*Exercise data*
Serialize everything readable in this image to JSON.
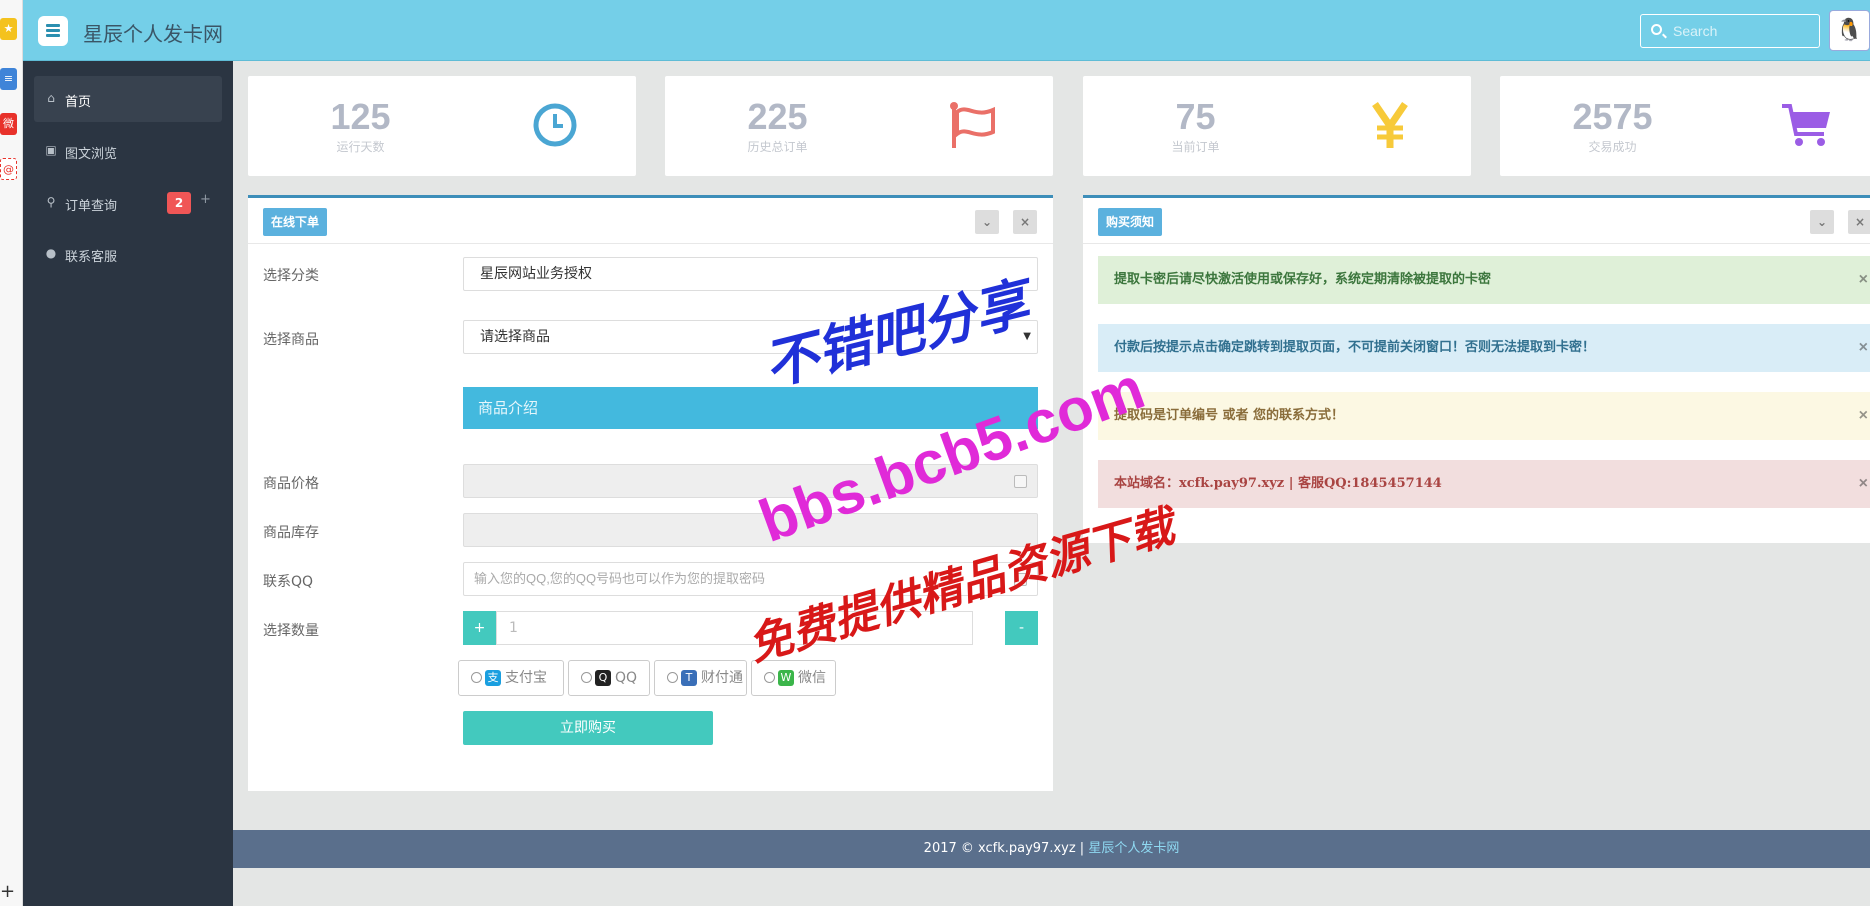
{
  "header": {
    "site_title": "星辰个人发卡网",
    "search_placeholder": "Search"
  },
  "sidebar": {
    "items": [
      {
        "label": "首页",
        "icon": "home-icon"
      },
      {
        "label": "图文浏览",
        "icon": "image-icon"
      },
      {
        "label": "订单查询",
        "icon": "search-icon",
        "badge": "2",
        "extra": "+"
      },
      {
        "label": "联系客服",
        "icon": "user-icon"
      }
    ]
  },
  "stats": [
    {
      "value": "125",
      "label": "运行天数",
      "icon": "clock-icon",
      "color": "#4aa6d3"
    },
    {
      "value": "225",
      "label": "历史总订单",
      "icon": "flag-icon",
      "color": "#ea7068"
    },
    {
      "value": "75",
      "label": "当前订单",
      "icon": "yen-icon",
      "color": "#f7ca3a"
    },
    {
      "value": "2575",
      "label": "交易成功",
      "icon": "cart-icon",
      "color": "#9b5de5"
    }
  ],
  "order_panel": {
    "title": "在线下单",
    "collapse": "⌄",
    "close": "×",
    "category_label": "选择分类",
    "category_value": "星辰网站业务授权",
    "product_label": "选择商品",
    "product_value": "请选择商品",
    "intro_label": "商品介绍",
    "price_label": "商品价格",
    "stock_label": "商品库存",
    "qq_label": "联系QQ",
    "qq_placeholder": "输入您的QQ,您的QQ号码也可以作为您的提取密码",
    "quantity_label": "选择数量",
    "quantity_plus": "+",
    "quantity_value": "1",
    "quantity_minus": "-",
    "payments": [
      {
        "label": "支付宝",
        "icon": "alipay-icon",
        "color": "#1a9fe0"
      },
      {
        "label": "QQ",
        "icon": "qq-icon",
        "color": "#222222"
      },
      {
        "label": "财付通",
        "icon": "tenpay-icon",
        "color": "#3a6fb8"
      },
      {
        "label": "微信",
        "icon": "wechat-icon",
        "color": "#3bb54a"
      }
    ],
    "buy_label": "立即购买"
  },
  "notice_panel": {
    "title": "购买须知",
    "collapse": "⌄",
    "close": "×",
    "alerts": [
      {
        "type": "success",
        "text": "提取卡密后请尽快激活使用或保存好，系统定期清除被提取的卡密"
      },
      {
        "type": "info",
        "text": "付款后按提示点击确定跳转到提取页面，不可提前关闭窗口！否则无法提取到卡密！"
      },
      {
        "type": "warning",
        "text": "提取码是订单编号 或者 您的联系方式！"
      },
      {
        "type": "danger",
        "text": "本站域名：xcfk.pay97.xyz | 客服QQ:1845457144"
      }
    ]
  },
  "footer": {
    "copyright": "2017 © xcfk.pay97.xyz | ",
    "link": "星辰个人发卡网"
  },
  "watermark": {
    "line1": "不错吧分享",
    "line2": "bbs.bcb5.com",
    "line3": "免费提供精品资源下载"
  }
}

*Problem statement*
Your task is to repeat the material above exactly, without its pictures.

*Completed exercise*
Serialize everything readable in this image to JSON.
{
  "header": {
    "site_title": "星辰个人发卡网",
    "search_placeholder": "Search"
  },
  "sidebar": {
    "items": [
      {
        "label": "首页",
        "icon": "home-icon"
      },
      {
        "label": "图文浏览",
        "icon": "image-icon"
      },
      {
        "label": "订单查询",
        "icon": "search-icon",
        "badge": "2",
        "extra": "+"
      },
      {
        "label": "联系客服",
        "icon": "user-icon"
      }
    ]
  },
  "stats": [
    {
      "value": "125",
      "label": "运行天数",
      "icon": "clock-icon",
      "color": "#4aa6d3"
    },
    {
      "value": "225",
      "label": "历史总订单",
      "icon": "flag-icon",
      "color": "#ea7068"
    },
    {
      "value": "75",
      "label": "当前订单",
      "icon": "yen-icon",
      "color": "#f7ca3a"
    },
    {
      "value": "2575",
      "label": "交易成功",
      "icon": "cart-icon",
      "color": "#9b5de5"
    }
  ],
  "order_panel": {
    "title": "在线下单",
    "collapse": "⌄",
    "close": "×",
    "category_label": "选择分类",
    "category_value": "星辰网站业务授权",
    "product_label": "选择商品",
    "product_value": "请选择商品",
    "intro_label": "商品介绍",
    "price_label": "商品价格",
    "stock_label": "商品库存",
    "qq_label": "联系QQ",
    "qq_placeholder": "输入您的QQ,您的QQ号码也可以作为您的提取密码",
    "quantity_label": "选择数量",
    "quantity_plus": "+",
    "quantity_value": "1",
    "quantity_minus": "-",
    "payments": [
      {
        "label": "支付宝",
        "icon": "alipay-icon",
        "color": "#1a9fe0"
      },
      {
        "label": "QQ",
        "icon": "qq-icon",
        "color": "#222222"
      },
      {
        "label": "财付通",
        "icon": "tenpay-icon",
        "color": "#3a6fb8"
      },
      {
        "label": "微信",
        "icon": "wechat-icon",
        "color": "#3bb54a"
      }
    ],
    "buy_label": "立即购买"
  },
  "notice_panel": {
    "title": "购买须知",
    "collapse": "⌄",
    "close": "×",
    "alerts": [
      {
        "type": "success",
        "text": "提取卡密后请尽快激活使用或保存好，系统定期清除被提取的卡密"
      },
      {
        "type": "info",
        "text": "付款后按提示点击确定跳转到提取页面，不可提前关闭窗口！否则无法提取到卡密！"
      },
      {
        "type": "warning",
        "text": "提取码是订单编号 或者 您的联系方式！"
      },
      {
        "type": "danger",
        "text": "本站域名：xcfk.pay97.xyz | 客服QQ:1845457144"
      }
    ]
  },
  "footer": {
    "copyright": "2017 © xcfk.pay97.xyz | ",
    "link": "星辰个人发卡网"
  },
  "watermark": {
    "line1": "不错吧分享",
    "line2": "bbs.bcb5.com",
    "line3": "免费提供精品资源下载"
  }
}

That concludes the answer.